§ **EXERCISE GOAL**: Give only the number of lines where "Enter" occurs.

_ _ _ _ _ _ _

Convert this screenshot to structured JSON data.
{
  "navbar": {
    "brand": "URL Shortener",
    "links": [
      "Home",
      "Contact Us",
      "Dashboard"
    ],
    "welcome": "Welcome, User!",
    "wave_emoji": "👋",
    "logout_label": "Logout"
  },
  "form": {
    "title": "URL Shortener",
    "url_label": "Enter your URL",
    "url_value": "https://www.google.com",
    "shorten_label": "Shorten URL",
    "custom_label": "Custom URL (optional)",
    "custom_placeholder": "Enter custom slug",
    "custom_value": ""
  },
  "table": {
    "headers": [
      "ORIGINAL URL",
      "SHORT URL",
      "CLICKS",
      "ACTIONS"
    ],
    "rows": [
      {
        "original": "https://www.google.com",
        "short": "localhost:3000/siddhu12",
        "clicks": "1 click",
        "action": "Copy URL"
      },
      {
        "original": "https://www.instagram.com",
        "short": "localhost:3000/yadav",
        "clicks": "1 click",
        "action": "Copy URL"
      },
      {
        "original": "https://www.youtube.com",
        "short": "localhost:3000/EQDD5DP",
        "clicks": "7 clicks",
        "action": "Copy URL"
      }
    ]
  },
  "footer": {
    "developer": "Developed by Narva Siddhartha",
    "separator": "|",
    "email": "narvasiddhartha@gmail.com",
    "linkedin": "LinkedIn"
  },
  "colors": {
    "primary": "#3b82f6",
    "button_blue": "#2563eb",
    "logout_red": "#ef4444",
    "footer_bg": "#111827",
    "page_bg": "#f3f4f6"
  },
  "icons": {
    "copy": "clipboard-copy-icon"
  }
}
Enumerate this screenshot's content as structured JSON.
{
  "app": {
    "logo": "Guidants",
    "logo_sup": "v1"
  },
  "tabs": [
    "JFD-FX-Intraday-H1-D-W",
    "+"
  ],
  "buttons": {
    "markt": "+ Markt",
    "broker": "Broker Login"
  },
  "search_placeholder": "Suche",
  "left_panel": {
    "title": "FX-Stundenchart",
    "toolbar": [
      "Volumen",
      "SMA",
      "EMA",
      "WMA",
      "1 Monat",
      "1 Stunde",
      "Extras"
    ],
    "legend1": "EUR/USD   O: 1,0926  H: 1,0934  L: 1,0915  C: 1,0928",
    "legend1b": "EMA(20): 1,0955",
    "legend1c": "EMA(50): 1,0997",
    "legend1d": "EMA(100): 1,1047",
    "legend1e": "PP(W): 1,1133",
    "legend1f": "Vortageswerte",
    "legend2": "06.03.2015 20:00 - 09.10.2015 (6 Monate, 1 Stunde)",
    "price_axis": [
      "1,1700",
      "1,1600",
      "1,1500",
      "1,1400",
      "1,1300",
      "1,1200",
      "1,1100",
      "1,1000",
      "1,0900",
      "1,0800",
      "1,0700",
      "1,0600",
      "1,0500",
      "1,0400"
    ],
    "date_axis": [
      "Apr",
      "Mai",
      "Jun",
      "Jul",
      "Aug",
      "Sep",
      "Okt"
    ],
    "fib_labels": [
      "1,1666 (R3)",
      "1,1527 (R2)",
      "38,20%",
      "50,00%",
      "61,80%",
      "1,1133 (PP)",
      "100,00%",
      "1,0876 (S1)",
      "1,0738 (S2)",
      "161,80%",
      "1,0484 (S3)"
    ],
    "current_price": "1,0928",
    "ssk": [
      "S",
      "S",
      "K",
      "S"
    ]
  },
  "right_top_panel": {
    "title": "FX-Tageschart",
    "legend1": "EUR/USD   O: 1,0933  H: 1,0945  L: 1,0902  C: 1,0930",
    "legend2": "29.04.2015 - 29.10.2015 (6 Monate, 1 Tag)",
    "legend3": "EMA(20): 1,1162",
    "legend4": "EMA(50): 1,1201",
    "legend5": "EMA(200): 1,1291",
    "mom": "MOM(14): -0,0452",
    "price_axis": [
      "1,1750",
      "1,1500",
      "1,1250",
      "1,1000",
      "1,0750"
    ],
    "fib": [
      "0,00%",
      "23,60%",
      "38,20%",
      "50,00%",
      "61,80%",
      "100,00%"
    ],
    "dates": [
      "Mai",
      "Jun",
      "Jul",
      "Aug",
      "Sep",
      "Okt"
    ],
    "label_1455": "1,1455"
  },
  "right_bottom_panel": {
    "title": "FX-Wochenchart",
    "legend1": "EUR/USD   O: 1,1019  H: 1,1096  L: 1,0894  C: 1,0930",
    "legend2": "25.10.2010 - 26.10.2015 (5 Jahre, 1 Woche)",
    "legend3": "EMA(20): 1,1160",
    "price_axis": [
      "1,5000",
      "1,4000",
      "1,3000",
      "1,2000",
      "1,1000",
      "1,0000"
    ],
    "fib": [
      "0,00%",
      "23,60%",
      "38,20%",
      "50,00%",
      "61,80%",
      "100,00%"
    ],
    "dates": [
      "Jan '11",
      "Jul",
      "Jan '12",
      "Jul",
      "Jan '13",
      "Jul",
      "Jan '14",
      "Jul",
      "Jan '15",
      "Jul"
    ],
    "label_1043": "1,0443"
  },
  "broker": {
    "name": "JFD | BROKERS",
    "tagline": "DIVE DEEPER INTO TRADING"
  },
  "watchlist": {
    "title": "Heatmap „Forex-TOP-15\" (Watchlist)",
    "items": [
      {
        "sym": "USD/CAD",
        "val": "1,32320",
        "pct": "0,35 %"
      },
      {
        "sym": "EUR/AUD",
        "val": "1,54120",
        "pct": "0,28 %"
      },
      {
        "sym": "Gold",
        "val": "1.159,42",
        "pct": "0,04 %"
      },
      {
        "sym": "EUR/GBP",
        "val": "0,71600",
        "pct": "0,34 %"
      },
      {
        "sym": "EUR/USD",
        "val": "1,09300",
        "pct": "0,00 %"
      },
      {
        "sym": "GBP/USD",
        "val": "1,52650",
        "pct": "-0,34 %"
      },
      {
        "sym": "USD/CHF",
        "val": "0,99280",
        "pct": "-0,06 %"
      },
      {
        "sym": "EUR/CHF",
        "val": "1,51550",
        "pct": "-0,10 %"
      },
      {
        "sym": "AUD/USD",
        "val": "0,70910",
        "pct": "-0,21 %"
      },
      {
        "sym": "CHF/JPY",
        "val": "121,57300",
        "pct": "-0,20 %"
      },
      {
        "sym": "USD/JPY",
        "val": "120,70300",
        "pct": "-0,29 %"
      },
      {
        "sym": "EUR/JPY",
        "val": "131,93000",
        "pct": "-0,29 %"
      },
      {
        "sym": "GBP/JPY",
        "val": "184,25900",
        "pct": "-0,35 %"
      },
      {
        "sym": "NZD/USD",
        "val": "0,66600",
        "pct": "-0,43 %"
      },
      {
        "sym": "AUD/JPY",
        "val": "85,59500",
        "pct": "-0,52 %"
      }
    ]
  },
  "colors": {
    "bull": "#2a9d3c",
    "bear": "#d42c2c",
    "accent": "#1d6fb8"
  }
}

_ _ _ _ _ _ _

§ **TASK OUTPUT**: 2